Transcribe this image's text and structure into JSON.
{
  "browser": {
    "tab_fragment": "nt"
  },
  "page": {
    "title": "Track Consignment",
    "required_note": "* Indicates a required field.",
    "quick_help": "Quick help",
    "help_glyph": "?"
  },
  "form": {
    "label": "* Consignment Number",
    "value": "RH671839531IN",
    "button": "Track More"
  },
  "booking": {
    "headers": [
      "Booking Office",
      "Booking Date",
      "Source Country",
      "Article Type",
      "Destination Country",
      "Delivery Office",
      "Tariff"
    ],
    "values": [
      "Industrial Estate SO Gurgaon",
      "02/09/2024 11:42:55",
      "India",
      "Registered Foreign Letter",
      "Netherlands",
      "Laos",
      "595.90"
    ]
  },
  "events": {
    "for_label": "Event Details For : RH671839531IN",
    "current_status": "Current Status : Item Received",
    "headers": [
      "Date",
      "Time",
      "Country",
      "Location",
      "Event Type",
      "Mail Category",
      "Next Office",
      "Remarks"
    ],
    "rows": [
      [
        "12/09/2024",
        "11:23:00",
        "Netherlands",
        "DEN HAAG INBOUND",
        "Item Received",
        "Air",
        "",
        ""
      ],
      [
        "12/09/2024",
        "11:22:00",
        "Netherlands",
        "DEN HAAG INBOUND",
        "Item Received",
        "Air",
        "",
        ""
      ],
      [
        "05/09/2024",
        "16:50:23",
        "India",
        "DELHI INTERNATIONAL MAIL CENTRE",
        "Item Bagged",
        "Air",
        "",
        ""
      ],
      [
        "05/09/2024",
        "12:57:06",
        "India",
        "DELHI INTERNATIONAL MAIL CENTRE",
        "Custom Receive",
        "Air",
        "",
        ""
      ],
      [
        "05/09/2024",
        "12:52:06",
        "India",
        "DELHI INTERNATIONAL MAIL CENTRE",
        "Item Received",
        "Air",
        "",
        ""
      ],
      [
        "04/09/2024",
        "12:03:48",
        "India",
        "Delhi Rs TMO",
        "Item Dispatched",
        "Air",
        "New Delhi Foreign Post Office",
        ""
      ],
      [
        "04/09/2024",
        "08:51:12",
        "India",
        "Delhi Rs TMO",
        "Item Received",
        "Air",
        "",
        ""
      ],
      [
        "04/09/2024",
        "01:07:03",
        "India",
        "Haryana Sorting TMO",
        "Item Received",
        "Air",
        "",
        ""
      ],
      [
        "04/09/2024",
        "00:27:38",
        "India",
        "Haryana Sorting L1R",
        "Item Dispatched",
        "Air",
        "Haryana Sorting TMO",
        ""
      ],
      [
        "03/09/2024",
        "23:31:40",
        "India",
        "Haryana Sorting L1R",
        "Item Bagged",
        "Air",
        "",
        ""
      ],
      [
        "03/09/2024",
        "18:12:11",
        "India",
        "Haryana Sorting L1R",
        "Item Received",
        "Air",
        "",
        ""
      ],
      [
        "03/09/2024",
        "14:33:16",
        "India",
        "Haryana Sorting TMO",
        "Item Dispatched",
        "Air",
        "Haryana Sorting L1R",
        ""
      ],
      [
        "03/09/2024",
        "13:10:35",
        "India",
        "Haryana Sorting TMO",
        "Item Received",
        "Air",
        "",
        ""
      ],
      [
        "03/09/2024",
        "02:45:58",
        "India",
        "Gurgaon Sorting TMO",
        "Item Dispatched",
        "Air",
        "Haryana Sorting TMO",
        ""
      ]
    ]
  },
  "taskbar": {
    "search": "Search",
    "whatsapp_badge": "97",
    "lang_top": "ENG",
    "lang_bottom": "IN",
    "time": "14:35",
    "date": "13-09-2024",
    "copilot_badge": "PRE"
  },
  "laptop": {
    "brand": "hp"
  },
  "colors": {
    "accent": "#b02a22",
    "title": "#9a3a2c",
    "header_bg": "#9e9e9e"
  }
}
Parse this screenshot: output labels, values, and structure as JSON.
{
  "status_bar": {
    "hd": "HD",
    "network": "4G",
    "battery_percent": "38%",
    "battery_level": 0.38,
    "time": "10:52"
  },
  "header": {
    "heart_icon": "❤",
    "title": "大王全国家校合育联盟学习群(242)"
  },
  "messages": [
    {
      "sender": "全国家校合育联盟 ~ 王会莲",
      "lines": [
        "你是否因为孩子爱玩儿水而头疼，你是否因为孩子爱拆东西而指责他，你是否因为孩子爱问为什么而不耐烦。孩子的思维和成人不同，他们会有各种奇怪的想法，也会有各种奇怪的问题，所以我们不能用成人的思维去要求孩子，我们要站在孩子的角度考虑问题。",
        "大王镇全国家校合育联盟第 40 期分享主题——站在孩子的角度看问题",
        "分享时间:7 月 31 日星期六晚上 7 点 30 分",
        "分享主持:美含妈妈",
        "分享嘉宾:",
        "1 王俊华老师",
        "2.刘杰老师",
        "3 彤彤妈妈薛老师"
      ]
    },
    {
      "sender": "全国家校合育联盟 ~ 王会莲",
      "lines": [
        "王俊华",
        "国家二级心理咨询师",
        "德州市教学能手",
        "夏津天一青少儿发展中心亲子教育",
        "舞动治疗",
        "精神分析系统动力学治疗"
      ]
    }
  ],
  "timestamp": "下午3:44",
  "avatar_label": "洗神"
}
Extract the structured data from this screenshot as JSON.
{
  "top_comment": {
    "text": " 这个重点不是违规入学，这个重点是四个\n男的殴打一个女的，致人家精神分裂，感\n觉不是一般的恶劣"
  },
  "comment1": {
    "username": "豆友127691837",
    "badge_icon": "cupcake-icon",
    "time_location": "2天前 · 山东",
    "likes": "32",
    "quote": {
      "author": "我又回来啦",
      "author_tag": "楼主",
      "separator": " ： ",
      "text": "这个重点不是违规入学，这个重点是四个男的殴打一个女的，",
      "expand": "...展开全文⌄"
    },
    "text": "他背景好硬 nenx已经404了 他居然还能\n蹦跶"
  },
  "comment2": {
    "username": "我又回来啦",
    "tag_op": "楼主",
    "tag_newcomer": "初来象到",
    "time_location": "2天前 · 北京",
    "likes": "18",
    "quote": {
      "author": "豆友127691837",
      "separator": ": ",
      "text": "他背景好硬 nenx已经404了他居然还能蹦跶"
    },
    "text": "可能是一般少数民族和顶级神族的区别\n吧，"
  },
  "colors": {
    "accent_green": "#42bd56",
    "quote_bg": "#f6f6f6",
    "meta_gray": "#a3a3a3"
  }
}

+--

_GIVEN REQUEST_
Starting at the line that contains "Extract the structured", copy each line exactly through the end of the listing above. Include that first line and the last one, and add nothing.

_FINISHED ANSWER_
Extract the structured data from this screenshot as JSON.
{
  "top_comment": {
    "text": " 这个重点不是违规入学，这个重点是四个\n男的殴打一个女的，致人家精神分裂，感\n觉不是一般的恶劣"
  },
  "comment1": {
    "username": "豆友127691837",
    "badge_icon": "cupcake-icon",
    "time_location": "2天前 · 山东",
    "likes": "32",
    "quote": {
      "author": "我又回来啦",
      "author_tag": "楼主",
      "separator": " ： ",
      "text": "这个重点不是违规入学，这个重点是四个男的殴打一个女的，",
      "expand": "...展开全文⌄"
    },
    "text": "他背景好硬 nenx已经404了 他居然还能\n蹦跶"
  },
  "comment2": {
    "username": "我又回来啦",
    "tag_op": "楼主",
    "tag_newcomer": "初来象到",
    "time_location": "2天前 · 北京",
    "likes": "18",
    "quote": {
      "author": "豆友127691837",
      "separator": ": ",
      "text": "他背景好硬 nenx已经404了他居然还能蹦跶"
    },
    "text": "可能是一般少数民族和顶级神族的区别\n吧，"
  },
  "colors": {
    "accent_green": "#42bd56",
    "quote_bg": "#f6f6f6",
    "meta_gray": "#a3a3a3"
  }
}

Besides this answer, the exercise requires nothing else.